Start STORED ROWS

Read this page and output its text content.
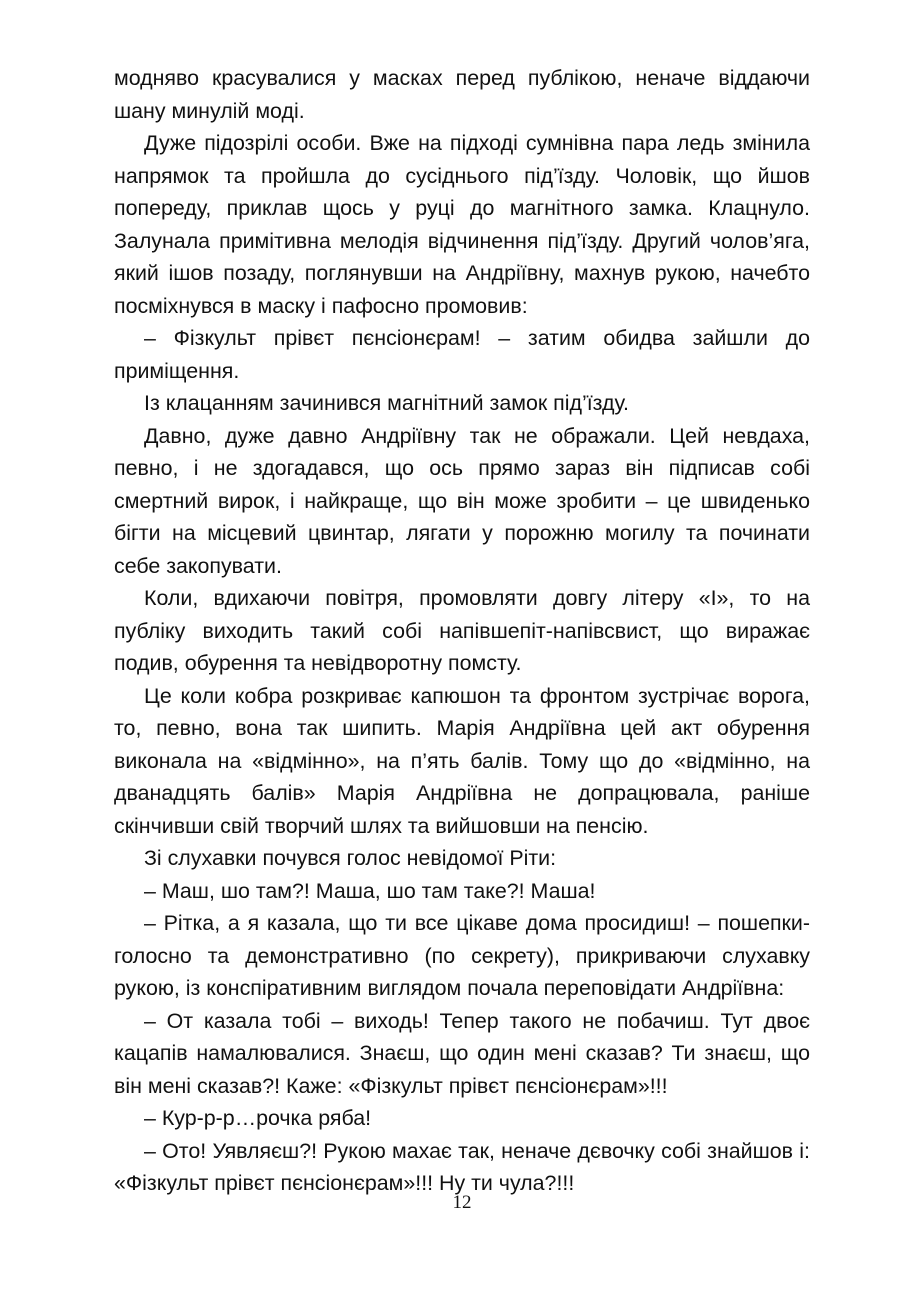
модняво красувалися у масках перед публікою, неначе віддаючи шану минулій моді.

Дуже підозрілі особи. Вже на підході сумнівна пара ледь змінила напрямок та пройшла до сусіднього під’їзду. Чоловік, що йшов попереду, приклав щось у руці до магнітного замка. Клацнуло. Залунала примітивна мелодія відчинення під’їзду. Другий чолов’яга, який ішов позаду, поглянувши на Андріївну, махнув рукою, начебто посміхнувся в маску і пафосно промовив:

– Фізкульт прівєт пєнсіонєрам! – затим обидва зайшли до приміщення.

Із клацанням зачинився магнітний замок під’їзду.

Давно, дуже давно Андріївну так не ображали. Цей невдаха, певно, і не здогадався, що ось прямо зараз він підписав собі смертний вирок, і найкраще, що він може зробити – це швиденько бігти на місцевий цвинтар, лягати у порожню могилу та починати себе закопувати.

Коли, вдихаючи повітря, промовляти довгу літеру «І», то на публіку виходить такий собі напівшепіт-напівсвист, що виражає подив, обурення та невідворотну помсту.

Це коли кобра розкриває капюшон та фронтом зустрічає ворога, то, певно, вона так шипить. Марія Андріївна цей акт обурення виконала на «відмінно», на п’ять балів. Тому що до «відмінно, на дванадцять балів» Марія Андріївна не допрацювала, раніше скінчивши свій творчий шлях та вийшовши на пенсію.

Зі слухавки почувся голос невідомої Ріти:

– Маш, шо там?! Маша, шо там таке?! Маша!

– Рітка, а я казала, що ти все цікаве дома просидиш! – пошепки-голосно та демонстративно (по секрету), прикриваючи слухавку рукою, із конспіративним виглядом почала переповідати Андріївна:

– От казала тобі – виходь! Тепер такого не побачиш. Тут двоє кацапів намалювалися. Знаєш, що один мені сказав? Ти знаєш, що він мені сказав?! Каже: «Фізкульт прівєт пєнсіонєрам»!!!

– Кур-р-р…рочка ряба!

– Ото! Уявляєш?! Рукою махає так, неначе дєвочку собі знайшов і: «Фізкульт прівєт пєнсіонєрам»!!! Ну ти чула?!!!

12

End STORED ROWS
Start STORED ROWS

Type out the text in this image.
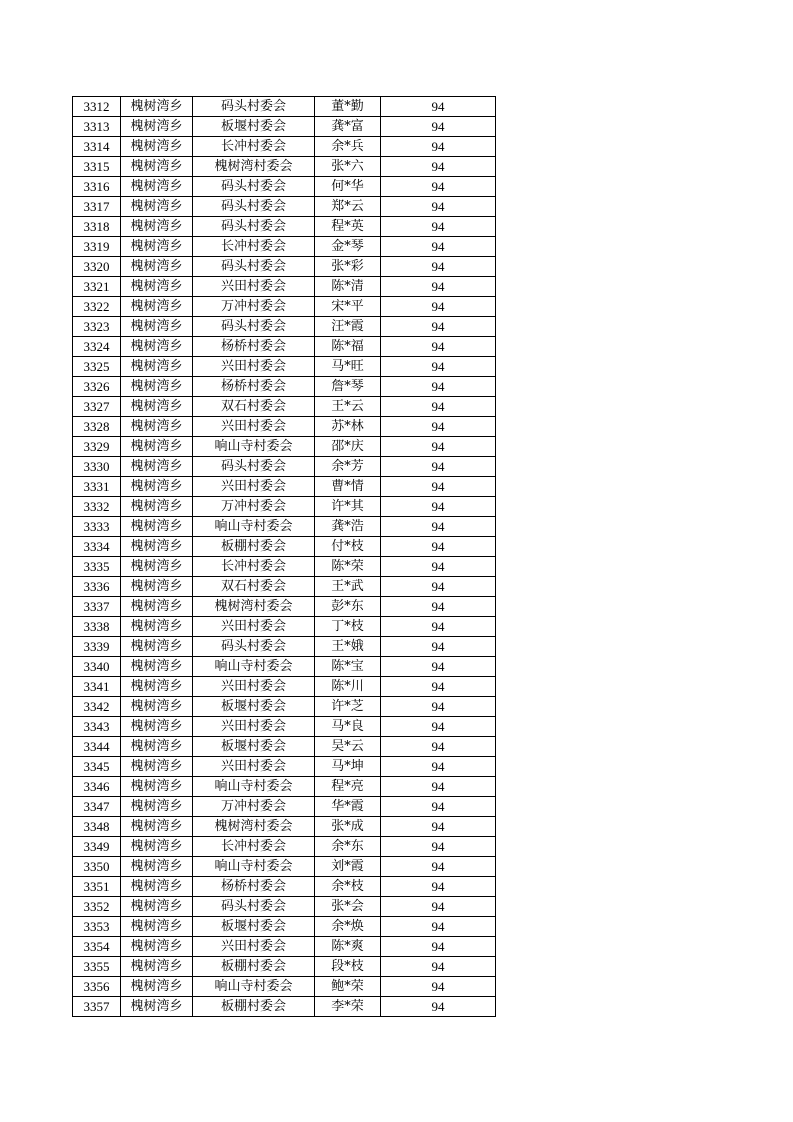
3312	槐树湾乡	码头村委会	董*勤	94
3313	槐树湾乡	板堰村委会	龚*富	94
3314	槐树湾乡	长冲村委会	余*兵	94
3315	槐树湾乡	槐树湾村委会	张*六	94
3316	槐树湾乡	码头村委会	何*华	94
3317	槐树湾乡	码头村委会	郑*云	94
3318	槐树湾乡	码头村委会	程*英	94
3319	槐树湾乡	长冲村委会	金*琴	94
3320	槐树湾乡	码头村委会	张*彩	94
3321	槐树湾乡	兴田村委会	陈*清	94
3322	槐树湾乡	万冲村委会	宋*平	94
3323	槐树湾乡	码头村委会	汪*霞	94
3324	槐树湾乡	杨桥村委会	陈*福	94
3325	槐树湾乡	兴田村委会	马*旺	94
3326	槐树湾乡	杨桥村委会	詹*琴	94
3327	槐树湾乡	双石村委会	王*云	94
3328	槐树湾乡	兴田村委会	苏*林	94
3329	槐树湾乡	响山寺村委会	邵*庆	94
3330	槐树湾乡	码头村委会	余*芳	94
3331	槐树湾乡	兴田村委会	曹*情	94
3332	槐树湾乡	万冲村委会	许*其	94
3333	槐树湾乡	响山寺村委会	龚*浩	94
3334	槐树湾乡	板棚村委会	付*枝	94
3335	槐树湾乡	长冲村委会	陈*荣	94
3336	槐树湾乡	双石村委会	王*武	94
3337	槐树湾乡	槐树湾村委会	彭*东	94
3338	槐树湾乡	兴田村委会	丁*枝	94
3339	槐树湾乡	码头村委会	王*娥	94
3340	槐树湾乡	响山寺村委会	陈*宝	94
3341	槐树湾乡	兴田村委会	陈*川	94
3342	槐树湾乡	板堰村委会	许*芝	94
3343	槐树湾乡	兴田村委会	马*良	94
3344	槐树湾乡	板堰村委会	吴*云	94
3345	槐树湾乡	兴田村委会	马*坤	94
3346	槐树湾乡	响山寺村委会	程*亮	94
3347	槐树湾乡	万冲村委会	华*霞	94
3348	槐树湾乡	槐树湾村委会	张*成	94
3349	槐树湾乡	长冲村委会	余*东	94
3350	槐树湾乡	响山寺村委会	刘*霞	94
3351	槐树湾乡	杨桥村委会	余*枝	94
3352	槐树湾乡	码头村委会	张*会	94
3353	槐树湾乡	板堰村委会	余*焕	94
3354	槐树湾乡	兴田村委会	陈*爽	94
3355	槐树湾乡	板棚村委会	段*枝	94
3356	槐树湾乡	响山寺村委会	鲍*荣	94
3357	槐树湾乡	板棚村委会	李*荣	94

End STORED ROWS

> **STATED TASK**
Each line of the material above either contains the word "码头村委会" or does not; state how many do, and nothing else.

> **ANSWER TO THIS EXERCISE**
9